● **Task requirements**
Collect every line below that contains the word "Star".

Records excerpted from a collection:

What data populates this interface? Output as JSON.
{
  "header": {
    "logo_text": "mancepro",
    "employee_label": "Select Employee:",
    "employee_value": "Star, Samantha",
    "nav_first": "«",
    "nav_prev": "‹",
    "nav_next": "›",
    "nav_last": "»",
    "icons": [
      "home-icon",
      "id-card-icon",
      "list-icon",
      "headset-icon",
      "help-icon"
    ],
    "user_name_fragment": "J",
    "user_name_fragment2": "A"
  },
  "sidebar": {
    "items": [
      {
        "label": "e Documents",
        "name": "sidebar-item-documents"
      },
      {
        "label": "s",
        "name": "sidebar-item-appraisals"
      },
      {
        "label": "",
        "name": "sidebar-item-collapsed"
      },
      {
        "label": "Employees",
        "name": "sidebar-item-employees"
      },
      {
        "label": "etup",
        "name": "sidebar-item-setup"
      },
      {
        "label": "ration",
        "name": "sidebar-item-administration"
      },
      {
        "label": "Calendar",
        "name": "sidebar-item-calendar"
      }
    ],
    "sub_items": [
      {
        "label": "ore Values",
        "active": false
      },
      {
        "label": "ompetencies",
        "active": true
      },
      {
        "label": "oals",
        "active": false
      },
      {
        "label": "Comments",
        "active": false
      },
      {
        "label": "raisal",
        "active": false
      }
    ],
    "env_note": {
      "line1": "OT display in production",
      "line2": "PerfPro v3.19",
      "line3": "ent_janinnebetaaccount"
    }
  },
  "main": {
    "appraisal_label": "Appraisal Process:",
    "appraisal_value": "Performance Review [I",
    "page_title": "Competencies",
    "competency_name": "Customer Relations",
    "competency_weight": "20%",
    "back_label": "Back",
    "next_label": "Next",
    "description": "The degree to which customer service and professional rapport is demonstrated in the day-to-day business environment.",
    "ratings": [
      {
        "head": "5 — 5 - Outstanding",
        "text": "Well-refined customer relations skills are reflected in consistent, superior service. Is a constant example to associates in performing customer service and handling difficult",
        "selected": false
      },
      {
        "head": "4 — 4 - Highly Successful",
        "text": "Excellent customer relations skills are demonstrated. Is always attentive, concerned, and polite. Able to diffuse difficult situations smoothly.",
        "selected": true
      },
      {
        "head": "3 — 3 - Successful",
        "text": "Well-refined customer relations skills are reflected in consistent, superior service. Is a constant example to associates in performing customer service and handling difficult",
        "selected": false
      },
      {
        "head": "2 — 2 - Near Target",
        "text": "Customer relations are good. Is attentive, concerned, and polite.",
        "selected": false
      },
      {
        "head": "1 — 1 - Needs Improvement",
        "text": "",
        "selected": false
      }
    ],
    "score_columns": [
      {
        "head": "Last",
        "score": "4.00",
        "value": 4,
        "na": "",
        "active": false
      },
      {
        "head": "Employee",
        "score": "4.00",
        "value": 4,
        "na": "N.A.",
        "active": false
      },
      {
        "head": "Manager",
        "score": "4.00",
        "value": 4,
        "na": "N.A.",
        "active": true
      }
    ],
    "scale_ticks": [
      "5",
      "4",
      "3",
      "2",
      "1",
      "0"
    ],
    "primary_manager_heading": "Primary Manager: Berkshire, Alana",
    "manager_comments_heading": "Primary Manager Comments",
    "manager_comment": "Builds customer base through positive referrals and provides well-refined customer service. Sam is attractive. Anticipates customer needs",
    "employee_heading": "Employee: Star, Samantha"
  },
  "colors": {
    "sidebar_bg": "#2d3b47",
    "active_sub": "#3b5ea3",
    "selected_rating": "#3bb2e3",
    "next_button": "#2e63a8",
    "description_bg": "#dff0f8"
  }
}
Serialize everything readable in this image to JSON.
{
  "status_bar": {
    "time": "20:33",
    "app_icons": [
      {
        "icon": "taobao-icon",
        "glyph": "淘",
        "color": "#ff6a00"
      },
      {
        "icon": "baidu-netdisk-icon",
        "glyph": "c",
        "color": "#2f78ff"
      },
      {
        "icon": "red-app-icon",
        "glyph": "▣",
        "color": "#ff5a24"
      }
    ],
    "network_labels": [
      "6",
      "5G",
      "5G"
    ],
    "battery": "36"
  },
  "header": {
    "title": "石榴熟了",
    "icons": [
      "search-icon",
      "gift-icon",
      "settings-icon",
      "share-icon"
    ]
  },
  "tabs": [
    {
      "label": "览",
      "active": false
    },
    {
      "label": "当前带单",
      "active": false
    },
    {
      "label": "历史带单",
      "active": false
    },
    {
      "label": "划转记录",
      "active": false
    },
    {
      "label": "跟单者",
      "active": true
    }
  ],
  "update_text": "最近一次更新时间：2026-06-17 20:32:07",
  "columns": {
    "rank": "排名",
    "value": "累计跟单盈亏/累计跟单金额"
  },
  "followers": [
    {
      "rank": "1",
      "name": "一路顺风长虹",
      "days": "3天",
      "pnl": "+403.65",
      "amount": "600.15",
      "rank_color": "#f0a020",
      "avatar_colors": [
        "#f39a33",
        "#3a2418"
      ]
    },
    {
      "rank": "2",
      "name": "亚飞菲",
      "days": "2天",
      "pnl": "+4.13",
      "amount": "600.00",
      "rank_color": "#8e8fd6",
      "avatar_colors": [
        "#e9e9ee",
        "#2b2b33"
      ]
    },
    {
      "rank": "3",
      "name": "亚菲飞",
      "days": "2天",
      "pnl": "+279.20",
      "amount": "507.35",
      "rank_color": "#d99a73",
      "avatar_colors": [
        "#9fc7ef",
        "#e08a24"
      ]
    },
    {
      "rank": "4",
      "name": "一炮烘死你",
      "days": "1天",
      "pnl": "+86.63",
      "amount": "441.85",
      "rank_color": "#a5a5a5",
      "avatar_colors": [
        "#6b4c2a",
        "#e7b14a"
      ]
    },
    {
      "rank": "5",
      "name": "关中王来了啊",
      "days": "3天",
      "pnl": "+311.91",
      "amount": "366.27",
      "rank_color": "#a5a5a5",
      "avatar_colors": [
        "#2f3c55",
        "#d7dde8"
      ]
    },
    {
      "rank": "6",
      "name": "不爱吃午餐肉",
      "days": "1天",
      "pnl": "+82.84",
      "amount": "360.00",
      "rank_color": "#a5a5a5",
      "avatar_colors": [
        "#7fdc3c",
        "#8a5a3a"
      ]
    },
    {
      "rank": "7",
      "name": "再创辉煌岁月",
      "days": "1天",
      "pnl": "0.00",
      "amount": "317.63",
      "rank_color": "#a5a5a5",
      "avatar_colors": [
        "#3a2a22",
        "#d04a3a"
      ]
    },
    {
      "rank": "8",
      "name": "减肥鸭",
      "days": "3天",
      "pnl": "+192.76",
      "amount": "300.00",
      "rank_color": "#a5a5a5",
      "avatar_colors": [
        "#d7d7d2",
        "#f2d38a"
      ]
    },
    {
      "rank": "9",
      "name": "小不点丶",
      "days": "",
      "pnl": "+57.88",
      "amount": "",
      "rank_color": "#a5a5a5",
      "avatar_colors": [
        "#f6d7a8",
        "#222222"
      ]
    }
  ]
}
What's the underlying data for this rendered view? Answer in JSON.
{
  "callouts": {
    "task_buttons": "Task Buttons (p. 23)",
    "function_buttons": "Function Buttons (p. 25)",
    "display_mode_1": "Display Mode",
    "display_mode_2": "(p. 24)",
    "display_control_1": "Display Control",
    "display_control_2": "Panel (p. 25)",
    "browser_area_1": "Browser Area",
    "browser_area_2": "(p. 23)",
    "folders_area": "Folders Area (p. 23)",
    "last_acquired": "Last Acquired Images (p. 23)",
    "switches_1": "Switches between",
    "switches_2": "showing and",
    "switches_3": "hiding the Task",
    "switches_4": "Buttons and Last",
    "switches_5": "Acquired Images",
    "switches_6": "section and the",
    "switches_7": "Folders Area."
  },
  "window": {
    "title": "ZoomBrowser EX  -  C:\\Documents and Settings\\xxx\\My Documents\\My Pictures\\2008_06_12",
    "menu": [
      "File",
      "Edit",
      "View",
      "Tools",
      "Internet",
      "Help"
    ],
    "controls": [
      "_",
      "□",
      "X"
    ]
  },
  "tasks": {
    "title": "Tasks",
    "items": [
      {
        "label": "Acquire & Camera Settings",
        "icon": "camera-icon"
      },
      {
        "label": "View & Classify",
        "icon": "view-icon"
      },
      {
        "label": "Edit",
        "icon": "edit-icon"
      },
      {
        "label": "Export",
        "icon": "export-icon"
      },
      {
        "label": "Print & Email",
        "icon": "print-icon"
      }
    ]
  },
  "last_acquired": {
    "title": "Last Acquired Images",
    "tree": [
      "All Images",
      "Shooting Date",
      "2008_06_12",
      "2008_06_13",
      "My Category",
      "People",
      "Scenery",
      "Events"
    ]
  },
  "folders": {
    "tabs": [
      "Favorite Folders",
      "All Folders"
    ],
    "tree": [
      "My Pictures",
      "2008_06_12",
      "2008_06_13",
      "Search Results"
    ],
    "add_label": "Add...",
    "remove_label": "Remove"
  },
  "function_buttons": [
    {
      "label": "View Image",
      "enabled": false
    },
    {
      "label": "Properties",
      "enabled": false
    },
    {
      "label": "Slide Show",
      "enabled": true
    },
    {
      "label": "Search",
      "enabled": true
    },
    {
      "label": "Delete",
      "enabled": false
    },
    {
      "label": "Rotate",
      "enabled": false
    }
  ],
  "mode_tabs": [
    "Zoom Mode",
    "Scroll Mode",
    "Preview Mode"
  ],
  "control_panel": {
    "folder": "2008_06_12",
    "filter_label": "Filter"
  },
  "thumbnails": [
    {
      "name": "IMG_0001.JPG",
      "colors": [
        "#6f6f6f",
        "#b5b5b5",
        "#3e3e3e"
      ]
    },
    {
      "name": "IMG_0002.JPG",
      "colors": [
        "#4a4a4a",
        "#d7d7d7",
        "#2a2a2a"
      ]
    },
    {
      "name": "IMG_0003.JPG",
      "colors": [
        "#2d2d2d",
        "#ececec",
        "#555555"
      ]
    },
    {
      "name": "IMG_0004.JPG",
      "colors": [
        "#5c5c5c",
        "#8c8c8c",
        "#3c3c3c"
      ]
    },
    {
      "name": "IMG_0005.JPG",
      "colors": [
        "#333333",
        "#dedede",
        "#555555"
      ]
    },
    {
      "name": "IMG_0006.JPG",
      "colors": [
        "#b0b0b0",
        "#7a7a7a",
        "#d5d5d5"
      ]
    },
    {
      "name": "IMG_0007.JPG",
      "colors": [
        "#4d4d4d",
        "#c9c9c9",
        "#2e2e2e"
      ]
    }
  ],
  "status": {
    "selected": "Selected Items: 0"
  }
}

● **Expected output**
    "employee_value": "Star, Samantha",
    "employee_heading": "Employee: Star, Samantha"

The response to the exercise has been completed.